--- START SUPPLIED MATERIAL ---

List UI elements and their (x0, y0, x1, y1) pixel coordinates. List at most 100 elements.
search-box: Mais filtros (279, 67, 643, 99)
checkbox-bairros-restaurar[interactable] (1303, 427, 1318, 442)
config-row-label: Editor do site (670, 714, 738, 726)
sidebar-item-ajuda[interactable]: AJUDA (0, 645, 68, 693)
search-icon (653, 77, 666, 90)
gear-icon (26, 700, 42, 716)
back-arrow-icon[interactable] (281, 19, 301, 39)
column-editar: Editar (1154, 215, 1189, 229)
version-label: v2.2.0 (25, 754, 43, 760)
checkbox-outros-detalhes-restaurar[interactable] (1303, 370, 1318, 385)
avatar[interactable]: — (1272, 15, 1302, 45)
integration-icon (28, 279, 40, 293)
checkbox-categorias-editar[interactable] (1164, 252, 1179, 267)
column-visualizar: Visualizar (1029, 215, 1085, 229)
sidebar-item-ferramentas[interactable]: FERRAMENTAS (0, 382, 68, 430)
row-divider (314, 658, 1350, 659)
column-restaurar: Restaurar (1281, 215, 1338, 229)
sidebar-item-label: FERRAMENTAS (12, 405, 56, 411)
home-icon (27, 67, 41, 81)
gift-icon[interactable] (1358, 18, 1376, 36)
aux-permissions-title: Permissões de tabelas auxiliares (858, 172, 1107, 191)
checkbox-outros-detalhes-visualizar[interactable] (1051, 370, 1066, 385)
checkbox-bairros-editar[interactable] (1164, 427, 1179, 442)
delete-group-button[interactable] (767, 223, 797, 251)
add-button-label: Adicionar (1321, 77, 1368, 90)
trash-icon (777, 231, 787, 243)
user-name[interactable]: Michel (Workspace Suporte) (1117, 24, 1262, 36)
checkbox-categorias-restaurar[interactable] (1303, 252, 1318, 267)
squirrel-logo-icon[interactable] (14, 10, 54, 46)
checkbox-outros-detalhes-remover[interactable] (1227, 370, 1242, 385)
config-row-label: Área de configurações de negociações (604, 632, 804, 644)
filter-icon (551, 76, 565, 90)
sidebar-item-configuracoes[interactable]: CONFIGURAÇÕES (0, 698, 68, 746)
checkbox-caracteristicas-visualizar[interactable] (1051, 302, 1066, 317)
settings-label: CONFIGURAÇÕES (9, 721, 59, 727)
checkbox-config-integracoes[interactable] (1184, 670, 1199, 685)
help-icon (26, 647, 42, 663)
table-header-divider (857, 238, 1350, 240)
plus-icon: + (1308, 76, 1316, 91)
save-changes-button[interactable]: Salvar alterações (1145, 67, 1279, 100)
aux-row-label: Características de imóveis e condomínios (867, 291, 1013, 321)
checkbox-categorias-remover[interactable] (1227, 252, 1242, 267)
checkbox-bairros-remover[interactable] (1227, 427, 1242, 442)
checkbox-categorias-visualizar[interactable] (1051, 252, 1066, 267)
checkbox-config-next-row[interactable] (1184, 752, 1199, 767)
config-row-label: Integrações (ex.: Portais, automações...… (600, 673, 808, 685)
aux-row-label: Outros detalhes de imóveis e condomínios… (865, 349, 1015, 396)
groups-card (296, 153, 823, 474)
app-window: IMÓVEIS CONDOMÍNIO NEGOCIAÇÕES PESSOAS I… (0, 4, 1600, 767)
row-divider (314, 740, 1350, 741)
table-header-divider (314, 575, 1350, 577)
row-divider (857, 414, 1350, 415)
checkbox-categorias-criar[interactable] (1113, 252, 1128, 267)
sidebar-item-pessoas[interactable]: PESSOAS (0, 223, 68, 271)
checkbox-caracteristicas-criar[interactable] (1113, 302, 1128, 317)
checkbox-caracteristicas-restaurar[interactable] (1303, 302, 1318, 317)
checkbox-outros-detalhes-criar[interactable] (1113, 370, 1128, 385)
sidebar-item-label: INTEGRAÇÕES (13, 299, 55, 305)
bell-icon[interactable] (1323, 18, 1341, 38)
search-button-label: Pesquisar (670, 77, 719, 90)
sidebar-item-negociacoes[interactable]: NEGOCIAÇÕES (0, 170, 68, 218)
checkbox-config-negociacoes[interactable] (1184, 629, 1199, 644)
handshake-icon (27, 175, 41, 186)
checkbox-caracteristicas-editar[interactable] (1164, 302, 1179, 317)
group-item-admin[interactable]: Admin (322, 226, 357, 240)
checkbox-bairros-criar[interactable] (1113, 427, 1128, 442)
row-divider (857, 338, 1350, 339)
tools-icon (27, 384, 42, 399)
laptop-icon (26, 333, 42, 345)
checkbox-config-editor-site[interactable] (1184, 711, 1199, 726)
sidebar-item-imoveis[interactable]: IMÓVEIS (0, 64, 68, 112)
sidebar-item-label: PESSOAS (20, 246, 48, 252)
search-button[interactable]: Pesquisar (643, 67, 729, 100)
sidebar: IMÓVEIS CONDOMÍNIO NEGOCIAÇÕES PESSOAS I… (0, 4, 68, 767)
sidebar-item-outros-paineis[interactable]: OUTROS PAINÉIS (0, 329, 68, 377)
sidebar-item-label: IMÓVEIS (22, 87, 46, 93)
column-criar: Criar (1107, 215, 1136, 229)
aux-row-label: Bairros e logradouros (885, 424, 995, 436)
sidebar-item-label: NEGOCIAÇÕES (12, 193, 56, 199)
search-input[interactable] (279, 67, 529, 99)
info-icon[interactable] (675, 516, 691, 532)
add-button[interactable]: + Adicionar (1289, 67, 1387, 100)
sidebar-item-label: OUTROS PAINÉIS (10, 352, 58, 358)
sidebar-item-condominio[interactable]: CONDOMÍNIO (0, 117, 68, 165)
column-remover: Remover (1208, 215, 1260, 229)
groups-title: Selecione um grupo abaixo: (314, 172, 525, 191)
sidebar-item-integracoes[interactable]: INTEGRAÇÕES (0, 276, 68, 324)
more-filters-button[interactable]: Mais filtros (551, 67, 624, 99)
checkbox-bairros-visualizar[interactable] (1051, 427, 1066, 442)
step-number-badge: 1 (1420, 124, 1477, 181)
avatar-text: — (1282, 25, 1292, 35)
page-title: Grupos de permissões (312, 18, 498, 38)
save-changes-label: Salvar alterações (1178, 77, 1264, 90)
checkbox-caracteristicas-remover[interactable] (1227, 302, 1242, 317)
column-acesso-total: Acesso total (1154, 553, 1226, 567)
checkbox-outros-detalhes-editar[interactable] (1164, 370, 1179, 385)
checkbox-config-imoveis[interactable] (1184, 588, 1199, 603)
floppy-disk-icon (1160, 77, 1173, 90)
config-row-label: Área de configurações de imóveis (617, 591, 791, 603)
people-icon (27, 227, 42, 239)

--- END SUPPLIED MATERIAL ---

GOAL:
Update the records by changing every instance of "interactable" to "clickable" and leaving all other text unchanged.

RESPONSE TO THE EXERCISE:
List UI elements and their (x0, y0, x1, y1) pixel coordinates. List at most 100 elements.
search-box: Mais filtros (279, 67, 643, 99)
checkbox-bairros-restaurar[clickable] (1303, 427, 1318, 442)
config-row-label: Editor do site (670, 714, 738, 726)
sidebar-item-ajuda[clickable]: AJUDA (0, 645, 68, 693)
search-icon (653, 77, 666, 90)
gear-icon (26, 700, 42, 716)
back-arrow-icon[clickable] (281, 19, 301, 39)
column-editar: Editar (1154, 215, 1189, 229)
version-label: v2.2.0 (25, 754, 43, 760)
checkbox-outros-detalhes-restaurar[clickable] (1303, 370, 1318, 385)
avatar[clickable]: — (1272, 15, 1302, 45)
integration-icon (28, 279, 40, 293)
checkbox-categorias-editar[clickable] (1164, 252, 1179, 267)
column-visualizar: Visualizar (1029, 215, 1085, 229)
sidebar-item-ferramentas[clickable]: FERRAMENTAS (0, 382, 68, 430)
row-divider (314, 658, 1350, 659)
column-restaurar: Restaurar (1281, 215, 1338, 229)
sidebar-item-label: FERRAMENTAS (12, 405, 56, 411)
home-icon (27, 67, 41, 81)
gift-icon[clickable] (1358, 18, 1376, 36)
aux-permissions-title: Permissões de tabelas auxiliares (858, 172, 1107, 191)
checkbox-outros-detalhes-visualizar[clickable] (1051, 370, 1066, 385)
checkbox-bairros-editar[clickable] (1164, 427, 1179, 442)
delete-group-button[clickable] (767, 223, 797, 251)
add-button-label: Adicionar (1321, 77, 1368, 90)
trash-icon (777, 231, 787, 243)
user-name[clickable]: Michel (Workspace Suporte) (1117, 24, 1262, 36)
checkbox-categorias-restaurar[clickable] (1303, 252, 1318, 267)
squirrel-logo-icon[clickable] (14, 10, 54, 46)
checkbox-outros-detalhes-remover[clickable] (1227, 370, 1242, 385)
config-row-label: Área de configurações de negociações (604, 632, 804, 644)
filter-icon (551, 76, 565, 90)
sidebar-item-configuracoes[clickable]: CONFIGURAÇÕES (0, 698, 68, 746)
checkbox-caracteristicas-visualizar[clickable] (1051, 302, 1066, 317)
settings-label: CONFIGURAÇÕES (9, 721, 59, 727)
checkbox-config-integracoes[clickable] (1184, 670, 1199, 685)
help-icon (26, 647, 42, 663)
table-header-divider (857, 238, 1350, 240)
plus-icon: + (1308, 76, 1316, 91)
save-changes-button[clickable]: Salvar alterações (1145, 67, 1279, 100)
aux-row-label: Características de imóveis e condomínios (867, 291, 1013, 321)
checkbox-categorias-remover[clickable] (1227, 252, 1242, 267)
checkbox-bairros-remover[clickable] (1227, 427, 1242, 442)
checkbox-categorias-visualizar[clickable] (1051, 252, 1066, 267)
checkbox-config-next-row[clickable] (1184, 752, 1199, 767)
config-row-label: Integrações (ex.: Portais, automações...… (600, 673, 808, 685)
aux-row-label: Outros detalhes de imóveis e condomínios… (865, 349, 1015, 396)
groups-card (296, 153, 823, 474)
app-window: IMÓVEIS CONDOMÍNIO NEGOCIAÇÕES PESSOAS I… (0, 4, 1600, 767)
row-divider (314, 740, 1350, 741)
table-header-divider (314, 575, 1350, 577)
row-divider (857, 414, 1350, 415)
checkbox-categorias-criar[clickable] (1113, 252, 1128, 267)
sidebar-item-pessoas[clickable]: PESSOAS (0, 223, 68, 271)
checkbox-caracteristicas-criar[clickable] (1113, 302, 1128, 317)
checkbox-caracteristicas-restaurar[clickable] (1303, 302, 1318, 317)
checkbox-outros-detalhes-criar[clickable] (1113, 370, 1128, 385)
sidebar-item-label: INTEGRAÇÕES (13, 299, 55, 305)
bell-icon[clickable] (1323, 18, 1341, 38)
search-button-label: Pesquisar (670, 77, 719, 90)
sidebar-item-negociacoes[clickable]: NEGOCIAÇÕES (0, 170, 68, 218)
checkbox-config-negociacoes[clickable] (1184, 629, 1199, 644)
handshake-icon (27, 175, 41, 186)
checkbox-caracteristicas-editar[clickable] (1164, 302, 1179, 317)
group-item-admin[clickable]: Admin (322, 226, 357, 240)
checkbox-bairros-criar[clickable] (1113, 427, 1128, 442)
row-divider (857, 338, 1350, 339)
tools-icon (27, 384, 42, 399)
laptop-icon (26, 333, 42, 345)
checkbox-config-editor-site[clickable] (1184, 711, 1199, 726)
sidebar-item-imoveis[clickable]: IMÓVEIS (0, 64, 68, 112)
sidebar-item-label: PESSOAS (20, 246, 48, 252)
search-button[clickable]: Pesquisar (643, 67, 729, 100)
sidebar: IMÓVEIS CONDOMÍNIO NEGOCIAÇÕES PESSOAS I… (0, 4, 68, 767)
sidebar-item-outros-paineis[clickable]: OUTROS PAINÉIS (0, 329, 68, 377)
sidebar-item-label: IMÓVEIS (22, 87, 46, 93)
column-criar: Criar (1107, 215, 1136, 229)
aux-row-label: Bairros e logradouros (885, 424, 995, 436)
sidebar-item-label: NEGOCIAÇÕES (12, 193, 56, 199)
search-input[clickable] (279, 67, 529, 99)
info-icon[clickable] (675, 516, 691, 532)
add-button[clickable]: + Adicionar (1289, 67, 1387, 100)
sidebar-item-label: OUTROS PAINÉIS (10, 352, 58, 358)
sidebar-item-condominio[clickable]: CONDOMÍNIO (0, 117, 68, 165)
column-remover: Remover (1208, 215, 1260, 229)
groups-title: Selecione um grupo abaixo: (314, 172, 525, 191)
sidebar-item-integracoes[clickable]: INTEGRAÇÕES (0, 276, 68, 324)
more-filters-button[clickable]: Mais filtros (551, 67, 624, 99)
checkbox-bairros-visualizar[clickable] (1051, 427, 1066, 442)
step-number-badge: 1 (1420, 124, 1477, 181)
avatar-text: — (1282, 25, 1292, 35)
page-title: Grupos de permissões (312, 18, 498, 38)
save-changes-label: Salvar alterações (1178, 77, 1264, 90)
checkbox-caracteristicas-remover[clickable] (1227, 302, 1242, 317)
column-acesso-total: Acesso total (1154, 553, 1226, 567)
checkbox-outros-detalhes-editar[clickable] (1164, 370, 1179, 385)
checkbox-config-imoveis[clickable] (1184, 588, 1199, 603)
floppy-disk-icon (1160, 77, 1173, 90)
config-row-label: Área de configurações de imóveis (617, 591, 791, 603)
people-icon (27, 227, 42, 239)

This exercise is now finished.